Stated exercise :: Exactly reproduce the lines beginning with the line that includes "Extract all readable text from this page." and ending with the last line of the data.

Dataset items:
>> Begin

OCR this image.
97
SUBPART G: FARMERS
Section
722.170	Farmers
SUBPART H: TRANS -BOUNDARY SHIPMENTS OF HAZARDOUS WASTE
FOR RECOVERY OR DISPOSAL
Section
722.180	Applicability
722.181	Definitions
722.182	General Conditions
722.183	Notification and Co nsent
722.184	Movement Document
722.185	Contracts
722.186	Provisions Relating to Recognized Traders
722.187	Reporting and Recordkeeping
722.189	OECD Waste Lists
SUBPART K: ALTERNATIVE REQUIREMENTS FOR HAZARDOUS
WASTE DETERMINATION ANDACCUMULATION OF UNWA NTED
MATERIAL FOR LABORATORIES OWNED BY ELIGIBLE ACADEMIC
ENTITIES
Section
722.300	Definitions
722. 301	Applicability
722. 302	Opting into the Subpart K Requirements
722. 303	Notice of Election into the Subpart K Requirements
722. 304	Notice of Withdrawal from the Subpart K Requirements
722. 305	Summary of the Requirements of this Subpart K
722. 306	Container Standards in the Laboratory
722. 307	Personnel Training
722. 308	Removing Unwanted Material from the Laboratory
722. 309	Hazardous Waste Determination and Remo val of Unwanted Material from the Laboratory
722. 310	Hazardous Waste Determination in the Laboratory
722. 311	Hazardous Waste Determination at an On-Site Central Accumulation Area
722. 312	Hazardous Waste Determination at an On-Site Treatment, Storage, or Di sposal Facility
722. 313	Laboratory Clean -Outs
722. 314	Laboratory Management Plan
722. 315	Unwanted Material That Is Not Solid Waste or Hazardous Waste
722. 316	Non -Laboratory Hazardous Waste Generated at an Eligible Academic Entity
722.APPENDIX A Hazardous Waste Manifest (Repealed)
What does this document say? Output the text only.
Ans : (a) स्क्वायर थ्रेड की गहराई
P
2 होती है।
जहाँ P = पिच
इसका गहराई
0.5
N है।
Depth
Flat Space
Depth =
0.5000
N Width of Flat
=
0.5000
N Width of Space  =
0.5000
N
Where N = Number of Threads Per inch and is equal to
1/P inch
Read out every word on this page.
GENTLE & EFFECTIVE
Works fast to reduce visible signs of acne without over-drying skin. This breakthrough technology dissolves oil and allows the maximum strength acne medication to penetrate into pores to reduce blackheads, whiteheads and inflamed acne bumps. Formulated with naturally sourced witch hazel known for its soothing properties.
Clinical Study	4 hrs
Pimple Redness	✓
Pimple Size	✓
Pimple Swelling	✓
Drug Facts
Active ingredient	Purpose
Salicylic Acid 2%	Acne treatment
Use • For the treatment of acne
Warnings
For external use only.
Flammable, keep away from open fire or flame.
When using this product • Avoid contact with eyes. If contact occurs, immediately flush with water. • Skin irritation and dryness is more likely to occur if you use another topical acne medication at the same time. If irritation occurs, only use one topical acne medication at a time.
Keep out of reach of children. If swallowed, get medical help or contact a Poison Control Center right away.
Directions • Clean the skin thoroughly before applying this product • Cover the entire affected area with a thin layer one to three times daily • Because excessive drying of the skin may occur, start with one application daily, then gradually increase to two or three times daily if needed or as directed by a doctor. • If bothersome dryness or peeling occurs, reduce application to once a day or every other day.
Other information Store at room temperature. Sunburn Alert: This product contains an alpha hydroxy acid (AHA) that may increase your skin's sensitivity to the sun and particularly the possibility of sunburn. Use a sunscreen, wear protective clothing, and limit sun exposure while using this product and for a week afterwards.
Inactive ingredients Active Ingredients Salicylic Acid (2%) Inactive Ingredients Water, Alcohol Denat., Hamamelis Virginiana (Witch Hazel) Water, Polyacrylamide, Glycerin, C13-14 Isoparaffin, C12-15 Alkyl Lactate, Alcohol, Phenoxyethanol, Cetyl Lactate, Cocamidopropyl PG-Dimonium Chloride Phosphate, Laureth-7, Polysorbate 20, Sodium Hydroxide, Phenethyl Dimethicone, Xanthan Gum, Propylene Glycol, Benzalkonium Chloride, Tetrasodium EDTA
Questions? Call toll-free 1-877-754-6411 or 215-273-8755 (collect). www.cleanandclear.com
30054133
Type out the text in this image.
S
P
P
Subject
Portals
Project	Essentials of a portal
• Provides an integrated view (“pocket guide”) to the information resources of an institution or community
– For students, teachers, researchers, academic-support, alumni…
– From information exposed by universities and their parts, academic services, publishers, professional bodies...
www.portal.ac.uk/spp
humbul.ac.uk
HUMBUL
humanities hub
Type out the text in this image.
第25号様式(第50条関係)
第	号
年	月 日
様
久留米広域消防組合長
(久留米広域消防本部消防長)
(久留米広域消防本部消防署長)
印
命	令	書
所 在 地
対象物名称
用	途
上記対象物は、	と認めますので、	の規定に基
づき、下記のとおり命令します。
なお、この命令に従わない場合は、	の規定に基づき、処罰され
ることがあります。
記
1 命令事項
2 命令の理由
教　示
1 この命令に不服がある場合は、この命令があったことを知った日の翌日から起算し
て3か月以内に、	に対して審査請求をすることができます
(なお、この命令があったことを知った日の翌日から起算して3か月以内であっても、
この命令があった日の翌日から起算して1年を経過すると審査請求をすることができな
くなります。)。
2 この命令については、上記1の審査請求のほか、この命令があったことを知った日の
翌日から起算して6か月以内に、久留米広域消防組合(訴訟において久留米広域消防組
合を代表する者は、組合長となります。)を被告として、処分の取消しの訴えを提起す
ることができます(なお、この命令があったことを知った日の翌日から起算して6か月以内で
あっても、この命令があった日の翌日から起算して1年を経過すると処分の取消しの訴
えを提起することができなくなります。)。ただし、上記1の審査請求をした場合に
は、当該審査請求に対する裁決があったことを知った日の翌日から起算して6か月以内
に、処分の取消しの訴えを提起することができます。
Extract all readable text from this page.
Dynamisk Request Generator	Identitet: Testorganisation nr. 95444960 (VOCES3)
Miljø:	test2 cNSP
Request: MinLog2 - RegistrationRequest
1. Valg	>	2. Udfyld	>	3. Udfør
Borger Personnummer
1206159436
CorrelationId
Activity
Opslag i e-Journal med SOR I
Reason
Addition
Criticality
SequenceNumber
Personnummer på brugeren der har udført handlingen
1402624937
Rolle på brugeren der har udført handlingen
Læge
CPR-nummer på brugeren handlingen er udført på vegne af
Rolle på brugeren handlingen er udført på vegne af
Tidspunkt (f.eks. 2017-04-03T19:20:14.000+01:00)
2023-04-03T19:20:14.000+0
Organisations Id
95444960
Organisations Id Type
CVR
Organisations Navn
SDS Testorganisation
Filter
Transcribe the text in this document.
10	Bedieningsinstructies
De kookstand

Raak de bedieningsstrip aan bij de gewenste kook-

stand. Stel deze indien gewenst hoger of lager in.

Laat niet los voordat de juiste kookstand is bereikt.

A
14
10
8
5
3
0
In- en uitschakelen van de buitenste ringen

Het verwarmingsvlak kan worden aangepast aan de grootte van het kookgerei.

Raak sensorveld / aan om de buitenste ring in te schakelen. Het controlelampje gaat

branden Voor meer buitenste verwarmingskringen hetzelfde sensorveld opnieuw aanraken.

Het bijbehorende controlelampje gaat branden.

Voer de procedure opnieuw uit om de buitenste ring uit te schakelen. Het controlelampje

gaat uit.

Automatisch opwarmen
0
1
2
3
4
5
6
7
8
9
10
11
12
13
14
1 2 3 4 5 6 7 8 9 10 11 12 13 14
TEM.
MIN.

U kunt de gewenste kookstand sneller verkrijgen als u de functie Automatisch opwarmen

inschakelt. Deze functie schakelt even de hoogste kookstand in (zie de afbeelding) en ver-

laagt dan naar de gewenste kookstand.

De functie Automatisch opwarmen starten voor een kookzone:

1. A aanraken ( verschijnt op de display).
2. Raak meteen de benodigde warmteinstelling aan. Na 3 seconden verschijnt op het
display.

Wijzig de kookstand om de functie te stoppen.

>> End

Task answer ::
Extract all readable text from this page.
Dynamisk Request Generator	Identitet: Testorganisation nr. 95444960 (VOCES3)
Miljø:	test2 cNSP
Request: MinLog2 - RegistrationRequest
1. Valg	>	2. Udfyld	>	3. Udfør
Borger Personnummer
1206159436
CorrelationId
Activity
Opslag i e-Journal med SOR I
Reason
Addition
Criticality
SequenceNumber
Personnummer på brugeren der har udført handlingen
1402624937
Rolle på brugeren der har udført handlingen
Læge
CPR-nummer på brugeren handlingen er udført på vegne af
Rolle på brugeren handlingen er udført på vegne af
Tidspunkt (f.eks. 2017-04-03T19:20:14.000+01:00)
2023-04-03T19:20:14.000+0
Organisations Id
95444960
Organisations Id Type
CVR
Organisations Navn
SDS Testorganisation
Filter
Transcribe the text in this document.
10	Bedieningsinstructies
De kookstand

Raak de bedieningsstrip aan bij de gewenste kook-

stand. Stel deze indien gewenst hoger of lager in.

Laat niet los voordat de juiste kookstand is bereikt.

A
14
10
8
5
3
0
In- en uitschakelen van de buitenste ringen

Het verwarmingsvlak kan worden aangepast aan de grootte van het kookgerei.

Raak sensorveld / aan om de buitenste ring in te schakelen. Het controlelampje gaat

branden Voor meer buitenste verwarmingskringen hetzelfde sensorveld opnieuw aanraken.

Het bijbehorende controlelampje gaat branden.

Voer de procedure opnieuw uit om de buitenste ring uit te schakelen. Het controlelampje

gaat uit.

Automatisch opwarmen
0
1
2
3
4
5
6
7
8
9
10
11
12
13
14
1 2 3 4 5 6 7 8 9 10 11 12 13 14
TEM.
MIN.

U kunt de gewenste kookstand sneller verkrijgen als u de functie Automatisch opwarmen

inschakelt. Deze functie schakelt even de hoogste kookstand in (zie de afbeelding) en ver-

laagt dan naar de gewenste kookstand.

De functie Automatisch opwarmen starten voor een kookzone:

1. A aanraken ( verschijnt op de display).
2. Raak meteen de benodigde warmteinstelling aan. Na 3 seconden verschijnt op het
display.

Wijzig de kookstand om de functie te stoppen.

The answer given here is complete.